▶ [Problem]
Go through the material and tally the lines containing the string "Companions". Give the total alone.

Entries taken from a collection
··········

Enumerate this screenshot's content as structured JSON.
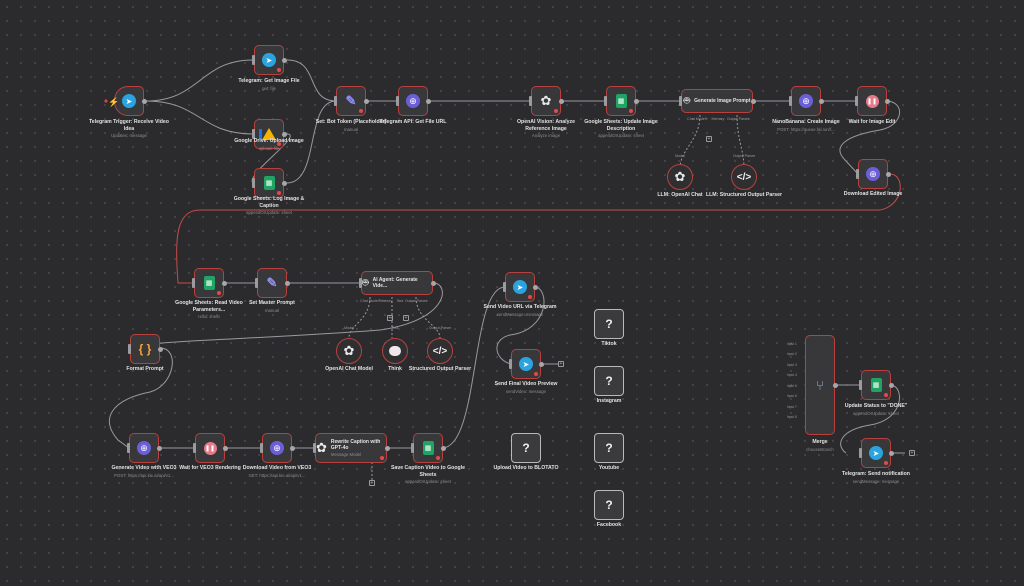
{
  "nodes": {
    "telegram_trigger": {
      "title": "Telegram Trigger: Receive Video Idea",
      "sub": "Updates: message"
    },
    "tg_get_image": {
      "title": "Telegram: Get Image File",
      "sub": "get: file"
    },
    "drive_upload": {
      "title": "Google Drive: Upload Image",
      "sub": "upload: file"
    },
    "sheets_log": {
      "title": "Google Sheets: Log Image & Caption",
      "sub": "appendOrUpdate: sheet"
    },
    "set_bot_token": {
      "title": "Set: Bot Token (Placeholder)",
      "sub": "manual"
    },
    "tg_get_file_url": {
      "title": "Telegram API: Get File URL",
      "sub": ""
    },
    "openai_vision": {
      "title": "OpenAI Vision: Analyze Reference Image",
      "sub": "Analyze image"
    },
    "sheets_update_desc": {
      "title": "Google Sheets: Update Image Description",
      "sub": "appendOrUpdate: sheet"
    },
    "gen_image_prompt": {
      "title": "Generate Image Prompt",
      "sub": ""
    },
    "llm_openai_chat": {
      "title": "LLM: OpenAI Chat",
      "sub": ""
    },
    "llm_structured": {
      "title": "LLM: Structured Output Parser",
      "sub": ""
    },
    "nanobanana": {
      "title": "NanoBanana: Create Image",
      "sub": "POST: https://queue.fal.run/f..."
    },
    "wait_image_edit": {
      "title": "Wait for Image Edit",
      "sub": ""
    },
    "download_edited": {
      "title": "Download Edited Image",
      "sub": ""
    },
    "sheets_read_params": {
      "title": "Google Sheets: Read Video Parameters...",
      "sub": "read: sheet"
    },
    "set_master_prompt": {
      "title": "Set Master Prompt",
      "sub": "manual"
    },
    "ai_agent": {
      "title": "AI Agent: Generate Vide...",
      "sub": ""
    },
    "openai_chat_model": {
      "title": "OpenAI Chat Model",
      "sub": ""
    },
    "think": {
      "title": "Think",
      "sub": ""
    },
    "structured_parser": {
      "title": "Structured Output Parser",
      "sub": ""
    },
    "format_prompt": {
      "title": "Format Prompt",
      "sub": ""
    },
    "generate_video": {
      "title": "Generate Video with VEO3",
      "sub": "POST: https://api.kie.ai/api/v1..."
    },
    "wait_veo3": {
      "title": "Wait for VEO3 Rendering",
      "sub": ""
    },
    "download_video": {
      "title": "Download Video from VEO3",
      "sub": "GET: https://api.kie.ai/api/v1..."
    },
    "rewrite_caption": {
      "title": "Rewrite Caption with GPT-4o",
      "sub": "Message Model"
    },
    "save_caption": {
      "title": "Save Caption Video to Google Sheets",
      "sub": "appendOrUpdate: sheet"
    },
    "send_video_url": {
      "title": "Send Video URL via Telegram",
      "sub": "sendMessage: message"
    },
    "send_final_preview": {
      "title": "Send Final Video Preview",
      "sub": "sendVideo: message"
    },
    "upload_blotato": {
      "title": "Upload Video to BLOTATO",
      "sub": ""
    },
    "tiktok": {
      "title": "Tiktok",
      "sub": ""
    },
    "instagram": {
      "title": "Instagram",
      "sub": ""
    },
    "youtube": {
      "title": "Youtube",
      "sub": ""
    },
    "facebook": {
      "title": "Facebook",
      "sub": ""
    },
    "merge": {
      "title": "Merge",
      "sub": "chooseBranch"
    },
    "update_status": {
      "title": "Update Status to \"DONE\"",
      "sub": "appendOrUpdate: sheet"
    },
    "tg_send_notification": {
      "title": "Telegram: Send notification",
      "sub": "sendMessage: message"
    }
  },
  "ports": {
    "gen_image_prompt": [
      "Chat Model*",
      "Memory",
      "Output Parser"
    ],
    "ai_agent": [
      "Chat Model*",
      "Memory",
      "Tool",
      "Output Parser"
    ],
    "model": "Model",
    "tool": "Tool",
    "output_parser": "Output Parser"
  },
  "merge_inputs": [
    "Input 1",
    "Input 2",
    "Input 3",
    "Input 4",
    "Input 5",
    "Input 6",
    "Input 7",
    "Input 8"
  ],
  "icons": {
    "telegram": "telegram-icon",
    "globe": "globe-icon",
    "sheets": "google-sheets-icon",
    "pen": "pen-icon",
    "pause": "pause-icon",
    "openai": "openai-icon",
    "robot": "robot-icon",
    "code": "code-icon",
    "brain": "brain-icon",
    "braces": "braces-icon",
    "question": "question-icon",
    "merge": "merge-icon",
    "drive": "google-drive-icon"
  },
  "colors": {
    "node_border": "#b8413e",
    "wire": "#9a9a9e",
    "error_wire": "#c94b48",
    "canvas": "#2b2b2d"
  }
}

··········

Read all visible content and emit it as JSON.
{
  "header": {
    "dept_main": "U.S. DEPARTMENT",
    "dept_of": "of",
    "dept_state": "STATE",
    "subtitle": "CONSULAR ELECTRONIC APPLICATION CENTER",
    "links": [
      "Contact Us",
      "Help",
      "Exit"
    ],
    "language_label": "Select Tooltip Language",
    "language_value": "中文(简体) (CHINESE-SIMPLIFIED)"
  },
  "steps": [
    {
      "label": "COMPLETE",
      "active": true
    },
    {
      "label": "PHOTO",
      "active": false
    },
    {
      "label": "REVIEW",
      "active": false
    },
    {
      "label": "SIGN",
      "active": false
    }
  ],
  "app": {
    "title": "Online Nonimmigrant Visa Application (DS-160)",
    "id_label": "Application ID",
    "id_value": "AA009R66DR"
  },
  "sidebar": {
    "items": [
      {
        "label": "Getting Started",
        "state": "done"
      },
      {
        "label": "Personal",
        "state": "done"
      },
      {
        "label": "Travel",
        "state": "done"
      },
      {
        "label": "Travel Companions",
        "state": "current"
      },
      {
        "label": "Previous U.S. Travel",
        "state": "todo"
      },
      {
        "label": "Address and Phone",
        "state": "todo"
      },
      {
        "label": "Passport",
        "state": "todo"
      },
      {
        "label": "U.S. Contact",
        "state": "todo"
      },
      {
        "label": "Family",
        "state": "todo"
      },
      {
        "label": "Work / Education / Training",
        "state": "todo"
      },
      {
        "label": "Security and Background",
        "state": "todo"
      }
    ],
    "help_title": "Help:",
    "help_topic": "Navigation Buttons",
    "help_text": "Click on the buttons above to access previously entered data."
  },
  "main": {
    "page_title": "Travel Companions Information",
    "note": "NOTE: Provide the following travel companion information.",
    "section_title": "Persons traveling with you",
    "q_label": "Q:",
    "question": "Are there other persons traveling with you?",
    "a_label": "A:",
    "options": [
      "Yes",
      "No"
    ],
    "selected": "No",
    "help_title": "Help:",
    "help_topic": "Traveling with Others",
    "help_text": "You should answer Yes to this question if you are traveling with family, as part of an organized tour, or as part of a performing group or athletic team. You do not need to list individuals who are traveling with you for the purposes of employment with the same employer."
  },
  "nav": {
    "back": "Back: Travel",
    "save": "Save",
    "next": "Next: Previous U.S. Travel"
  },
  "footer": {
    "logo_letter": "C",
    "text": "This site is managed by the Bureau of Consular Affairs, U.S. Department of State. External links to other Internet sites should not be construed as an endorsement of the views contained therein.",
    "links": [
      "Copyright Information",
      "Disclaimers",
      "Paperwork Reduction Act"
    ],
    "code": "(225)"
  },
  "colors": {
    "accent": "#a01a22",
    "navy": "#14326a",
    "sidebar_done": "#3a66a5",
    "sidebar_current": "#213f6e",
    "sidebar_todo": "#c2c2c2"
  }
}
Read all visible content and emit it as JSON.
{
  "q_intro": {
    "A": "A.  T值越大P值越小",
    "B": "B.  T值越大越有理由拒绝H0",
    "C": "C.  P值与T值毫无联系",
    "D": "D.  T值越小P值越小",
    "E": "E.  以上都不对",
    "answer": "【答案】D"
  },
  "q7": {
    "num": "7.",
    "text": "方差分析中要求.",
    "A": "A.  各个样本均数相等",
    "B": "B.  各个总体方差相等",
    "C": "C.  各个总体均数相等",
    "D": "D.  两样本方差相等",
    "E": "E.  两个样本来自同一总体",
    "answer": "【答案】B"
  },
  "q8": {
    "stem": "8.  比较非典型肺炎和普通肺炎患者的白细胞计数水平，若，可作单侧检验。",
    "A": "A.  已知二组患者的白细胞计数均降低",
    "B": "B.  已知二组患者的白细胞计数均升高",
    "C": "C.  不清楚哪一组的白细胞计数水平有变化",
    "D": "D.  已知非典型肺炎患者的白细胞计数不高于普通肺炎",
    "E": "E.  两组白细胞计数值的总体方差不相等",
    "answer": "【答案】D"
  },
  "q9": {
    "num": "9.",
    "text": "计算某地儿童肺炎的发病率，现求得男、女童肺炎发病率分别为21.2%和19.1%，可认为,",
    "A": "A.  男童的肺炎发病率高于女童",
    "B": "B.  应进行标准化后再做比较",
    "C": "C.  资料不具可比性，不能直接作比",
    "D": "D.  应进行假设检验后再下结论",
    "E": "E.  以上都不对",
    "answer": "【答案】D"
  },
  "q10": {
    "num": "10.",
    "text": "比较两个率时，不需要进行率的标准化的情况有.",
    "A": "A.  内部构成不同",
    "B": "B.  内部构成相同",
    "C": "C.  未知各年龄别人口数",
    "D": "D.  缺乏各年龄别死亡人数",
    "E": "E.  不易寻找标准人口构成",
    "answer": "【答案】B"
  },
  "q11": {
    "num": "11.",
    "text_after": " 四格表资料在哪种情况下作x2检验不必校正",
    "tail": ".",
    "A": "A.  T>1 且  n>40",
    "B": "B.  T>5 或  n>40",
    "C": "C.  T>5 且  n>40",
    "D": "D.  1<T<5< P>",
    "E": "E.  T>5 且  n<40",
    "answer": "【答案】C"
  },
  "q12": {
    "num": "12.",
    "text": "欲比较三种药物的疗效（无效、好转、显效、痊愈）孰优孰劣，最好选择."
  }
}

··········

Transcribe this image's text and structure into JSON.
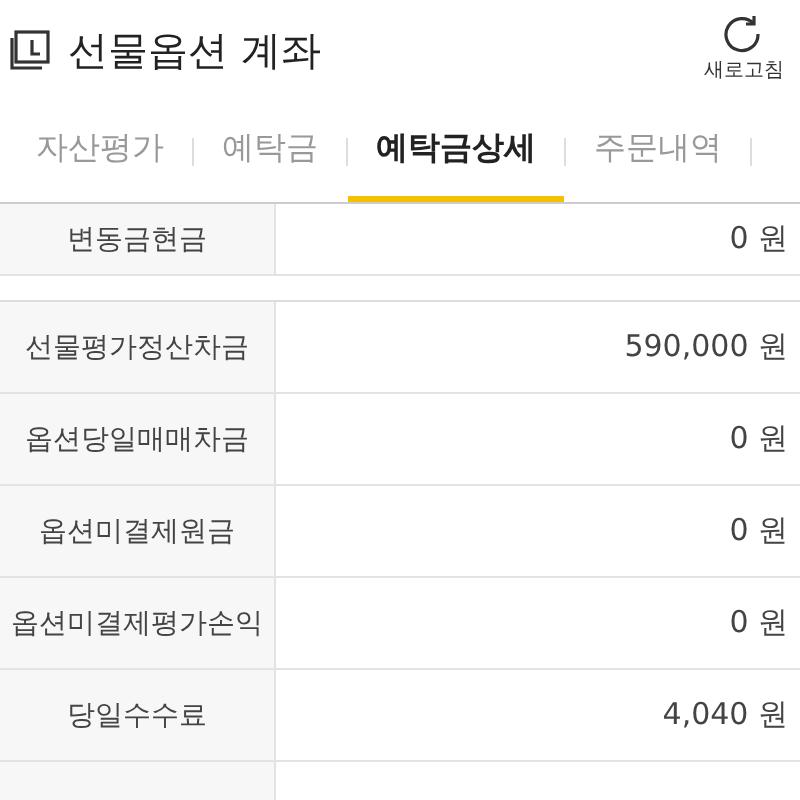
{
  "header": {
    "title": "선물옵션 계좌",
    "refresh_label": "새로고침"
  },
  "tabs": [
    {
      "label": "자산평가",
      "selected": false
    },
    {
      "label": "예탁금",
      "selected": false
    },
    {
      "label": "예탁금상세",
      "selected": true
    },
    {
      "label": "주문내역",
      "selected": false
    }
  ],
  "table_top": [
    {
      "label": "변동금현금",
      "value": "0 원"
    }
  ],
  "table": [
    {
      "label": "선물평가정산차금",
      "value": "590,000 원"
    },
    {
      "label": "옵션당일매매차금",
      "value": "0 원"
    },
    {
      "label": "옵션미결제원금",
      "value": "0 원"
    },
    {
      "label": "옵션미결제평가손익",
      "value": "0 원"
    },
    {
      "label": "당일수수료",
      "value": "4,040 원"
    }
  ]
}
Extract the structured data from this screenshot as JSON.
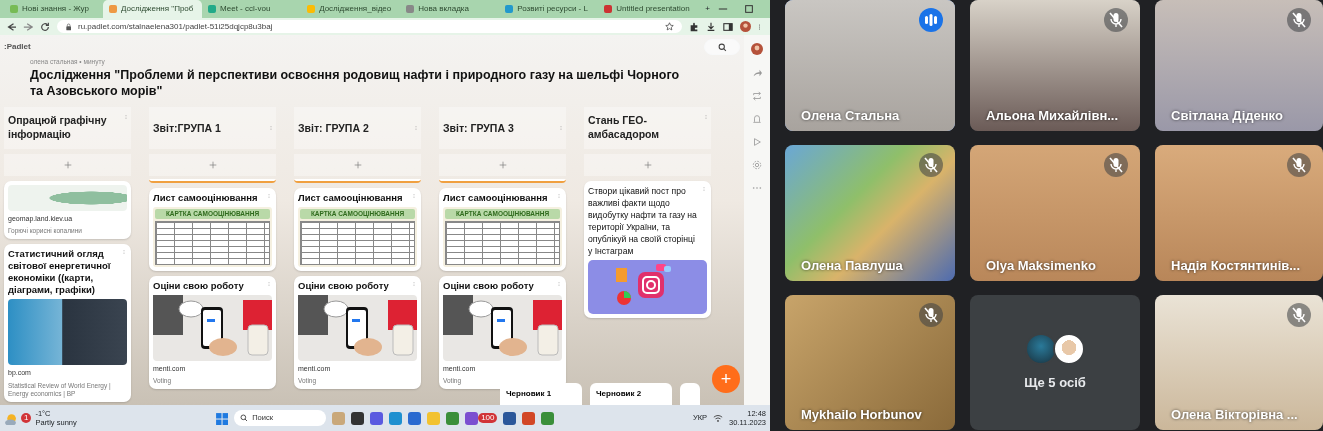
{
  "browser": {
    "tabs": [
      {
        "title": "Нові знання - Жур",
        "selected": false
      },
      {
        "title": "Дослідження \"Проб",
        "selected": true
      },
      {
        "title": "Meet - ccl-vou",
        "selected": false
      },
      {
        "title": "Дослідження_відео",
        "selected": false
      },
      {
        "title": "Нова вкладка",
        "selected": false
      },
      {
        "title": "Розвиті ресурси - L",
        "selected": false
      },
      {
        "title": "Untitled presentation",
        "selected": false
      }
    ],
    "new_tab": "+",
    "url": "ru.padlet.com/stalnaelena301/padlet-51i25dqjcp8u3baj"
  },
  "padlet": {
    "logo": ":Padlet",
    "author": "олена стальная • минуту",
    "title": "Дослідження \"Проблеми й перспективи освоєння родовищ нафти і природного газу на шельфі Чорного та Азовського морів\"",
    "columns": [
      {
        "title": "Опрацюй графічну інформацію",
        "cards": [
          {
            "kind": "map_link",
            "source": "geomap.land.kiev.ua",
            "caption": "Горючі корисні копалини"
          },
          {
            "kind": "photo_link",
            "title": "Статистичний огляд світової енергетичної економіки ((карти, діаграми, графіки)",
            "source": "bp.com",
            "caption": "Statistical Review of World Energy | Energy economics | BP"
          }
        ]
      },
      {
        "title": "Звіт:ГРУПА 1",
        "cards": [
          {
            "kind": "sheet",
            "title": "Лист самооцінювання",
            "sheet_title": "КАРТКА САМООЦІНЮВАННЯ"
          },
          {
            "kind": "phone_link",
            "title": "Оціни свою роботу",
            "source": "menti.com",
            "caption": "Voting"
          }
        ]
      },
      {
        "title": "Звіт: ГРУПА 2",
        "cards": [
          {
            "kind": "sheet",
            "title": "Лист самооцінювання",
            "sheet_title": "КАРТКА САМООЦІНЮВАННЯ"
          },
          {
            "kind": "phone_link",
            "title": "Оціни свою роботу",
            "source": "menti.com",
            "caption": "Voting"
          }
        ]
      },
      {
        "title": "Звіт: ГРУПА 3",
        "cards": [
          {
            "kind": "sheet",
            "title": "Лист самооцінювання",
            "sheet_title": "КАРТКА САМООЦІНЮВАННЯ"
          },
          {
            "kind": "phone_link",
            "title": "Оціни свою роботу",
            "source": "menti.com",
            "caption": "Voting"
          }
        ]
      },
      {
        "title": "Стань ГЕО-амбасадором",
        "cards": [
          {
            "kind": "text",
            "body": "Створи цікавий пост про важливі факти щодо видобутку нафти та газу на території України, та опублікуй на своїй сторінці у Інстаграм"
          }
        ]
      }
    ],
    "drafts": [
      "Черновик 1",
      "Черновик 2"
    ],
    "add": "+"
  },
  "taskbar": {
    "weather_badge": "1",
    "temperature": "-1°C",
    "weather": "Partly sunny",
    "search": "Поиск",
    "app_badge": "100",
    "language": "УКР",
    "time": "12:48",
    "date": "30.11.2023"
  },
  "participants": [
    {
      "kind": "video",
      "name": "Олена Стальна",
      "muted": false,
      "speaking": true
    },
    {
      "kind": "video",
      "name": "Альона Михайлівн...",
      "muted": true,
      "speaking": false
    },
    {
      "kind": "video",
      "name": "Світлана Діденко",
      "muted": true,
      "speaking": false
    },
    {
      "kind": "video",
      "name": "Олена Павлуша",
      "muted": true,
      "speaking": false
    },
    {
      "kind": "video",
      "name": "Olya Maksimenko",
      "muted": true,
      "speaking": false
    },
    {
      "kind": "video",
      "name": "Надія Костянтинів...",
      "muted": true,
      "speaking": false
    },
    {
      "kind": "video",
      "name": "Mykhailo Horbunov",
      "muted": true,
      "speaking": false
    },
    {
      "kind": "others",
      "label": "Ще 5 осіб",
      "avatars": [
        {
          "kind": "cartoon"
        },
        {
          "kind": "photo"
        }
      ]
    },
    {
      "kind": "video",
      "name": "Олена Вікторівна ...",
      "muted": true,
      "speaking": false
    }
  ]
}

··········

▶ [Solved exercise]
2